WHAT IS NEEDED: Of the lines in the entries, how many hold the word "China"? Give that number alone.

(Dataset listings of figures)
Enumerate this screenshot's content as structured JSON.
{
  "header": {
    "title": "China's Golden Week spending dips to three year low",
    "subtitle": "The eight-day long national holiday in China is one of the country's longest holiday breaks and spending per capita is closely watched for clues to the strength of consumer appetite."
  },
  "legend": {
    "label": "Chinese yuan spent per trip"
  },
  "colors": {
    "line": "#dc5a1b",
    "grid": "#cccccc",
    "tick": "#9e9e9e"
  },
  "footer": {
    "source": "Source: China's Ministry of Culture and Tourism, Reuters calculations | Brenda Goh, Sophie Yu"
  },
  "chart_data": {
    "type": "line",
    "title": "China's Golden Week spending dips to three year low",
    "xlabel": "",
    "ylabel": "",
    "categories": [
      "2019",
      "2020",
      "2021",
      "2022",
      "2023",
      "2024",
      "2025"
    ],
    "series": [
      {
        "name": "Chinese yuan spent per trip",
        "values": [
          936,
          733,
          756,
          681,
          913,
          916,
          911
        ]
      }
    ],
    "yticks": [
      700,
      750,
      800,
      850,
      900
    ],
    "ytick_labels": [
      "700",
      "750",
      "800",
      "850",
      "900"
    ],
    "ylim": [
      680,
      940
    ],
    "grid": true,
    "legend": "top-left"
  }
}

SOLUTION BELOW: 4